— Begin ITEMS —

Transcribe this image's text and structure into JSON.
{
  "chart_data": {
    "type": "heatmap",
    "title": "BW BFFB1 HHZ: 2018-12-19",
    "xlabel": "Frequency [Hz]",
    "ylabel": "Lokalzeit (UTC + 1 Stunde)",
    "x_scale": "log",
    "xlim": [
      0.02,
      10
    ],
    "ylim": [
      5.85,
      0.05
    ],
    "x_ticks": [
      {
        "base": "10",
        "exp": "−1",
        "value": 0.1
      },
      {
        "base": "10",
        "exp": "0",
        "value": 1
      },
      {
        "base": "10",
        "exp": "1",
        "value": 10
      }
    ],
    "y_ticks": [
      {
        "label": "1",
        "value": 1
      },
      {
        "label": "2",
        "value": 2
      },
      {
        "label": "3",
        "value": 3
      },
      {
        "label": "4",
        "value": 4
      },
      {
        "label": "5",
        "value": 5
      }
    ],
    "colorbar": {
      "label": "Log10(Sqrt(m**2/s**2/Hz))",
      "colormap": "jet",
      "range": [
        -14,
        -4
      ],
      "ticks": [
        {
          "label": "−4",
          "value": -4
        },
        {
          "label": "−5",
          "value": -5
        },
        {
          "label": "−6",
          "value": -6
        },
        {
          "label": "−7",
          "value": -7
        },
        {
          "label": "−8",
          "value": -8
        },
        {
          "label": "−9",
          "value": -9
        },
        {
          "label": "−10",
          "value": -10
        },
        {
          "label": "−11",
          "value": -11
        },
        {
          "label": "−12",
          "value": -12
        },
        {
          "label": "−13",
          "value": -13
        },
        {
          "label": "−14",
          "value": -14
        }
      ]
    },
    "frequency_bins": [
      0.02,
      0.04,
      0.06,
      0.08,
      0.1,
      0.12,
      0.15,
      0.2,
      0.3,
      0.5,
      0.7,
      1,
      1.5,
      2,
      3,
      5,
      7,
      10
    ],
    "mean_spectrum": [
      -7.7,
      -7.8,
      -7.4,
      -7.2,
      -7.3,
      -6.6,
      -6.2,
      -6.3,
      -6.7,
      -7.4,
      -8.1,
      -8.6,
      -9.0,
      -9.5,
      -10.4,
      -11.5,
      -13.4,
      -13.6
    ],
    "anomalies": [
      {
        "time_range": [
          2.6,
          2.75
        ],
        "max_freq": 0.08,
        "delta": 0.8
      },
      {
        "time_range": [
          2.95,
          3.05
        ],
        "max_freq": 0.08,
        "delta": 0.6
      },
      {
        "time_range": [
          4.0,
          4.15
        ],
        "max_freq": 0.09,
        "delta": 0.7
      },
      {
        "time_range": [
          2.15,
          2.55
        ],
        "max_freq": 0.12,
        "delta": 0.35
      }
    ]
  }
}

— End ITEMS —

SHORT PROBLEM:
Copy the data above in full, character for character.

RESPONSE TO THE TASK:
Transcribe this image's text and structure into JSON.
{
  "chart_data": {
    "type": "heatmap",
    "title": "BW BFFB1 HHZ: 2018-12-19",
    "xlabel": "Frequency [Hz]",
    "ylabel": "Lokalzeit (UTC + 1 Stunde)",
    "x_scale": "log",
    "xlim": [
      0.02,
      10
    ],
    "ylim": [
      5.85,
      0.05
    ],
    "x_ticks": [
      {
        "base": "10",
        "exp": "−1",
        "value": 0.1
      },
      {
        "base": "10",
        "exp": "0",
        "value": 1
      },
      {
        "base": "10",
        "exp": "1",
        "value": 10
      }
    ],
    "y_ticks": [
      {
        "label": "1",
        "value": 1
      },
      {
        "label": "2",
        "value": 2
      },
      {
        "label": "3",
        "value": 3
      },
      {
        "label": "4",
        "value": 4
      },
      {
        "label": "5",
        "value": 5
      }
    ],
    "colorbar": {
      "label": "Log10(Sqrt(m**2/s**2/Hz))",
      "colormap": "jet",
      "range": [
        -14,
        -4
      ],
      "ticks": [
        {
          "label": "−4",
          "value": -4
        },
        {
          "label": "−5",
          "value": -5
        },
        {
          "label": "−6",
          "value": -6
        },
        {
          "label": "−7",
          "value": -7
        },
        {
          "label": "−8",
          "value": -8
        },
        {
          "label": "−9",
          "value": -9
        },
        {
          "label": "−10",
          "value": -10
        },
        {
          "label": "−11",
          "value": -11
        },
        {
          "label": "−12",
          "value": -12
        },
        {
          "label": "−13",
          "value": -13
        },
        {
          "label": "−14",
          "value": -14
        }
      ]
    },
    "frequency_bins": [
      0.02,
      0.04,
      0.06,
      0.08,
      0.1,
      0.12,
      0.15,
      0.2,
      0.3,
      0.5,
      0.7,
      1,
      1.5,
      2,
      3,
      5,
      7,
      10
    ],
    "mean_spectrum": [
      -7.7,
      -7.8,
      -7.4,
      -7.2,
      -7.3,
      -6.6,
      -6.2,
      -6.3,
      -6.7,
      -7.4,
      -8.1,
      -8.6,
      -9.0,
      -9.5,
      -10.4,
      -11.5,
      -13.4,
      -13.6
    ],
    "anomalies": [
      {
        "time_range": [
          2.6,
          2.75
        ],
        "max_freq": 0.08,
        "delta": 0.8
      },
      {
        "time_range": [
          2.95,
          3.05
        ],
        "max_freq": 0.08,
        "delta": 0.6
      },
      {
        "time_range": [
          4.0,
          4.15
        ],
        "max_freq": 0.09,
        "delta": 0.7
      },
      {
        "time_range": [
          2.15,
          2.55
        ],
        "max_freq": 0.12,
        "delta": 0.35
      }
    ]
  }
}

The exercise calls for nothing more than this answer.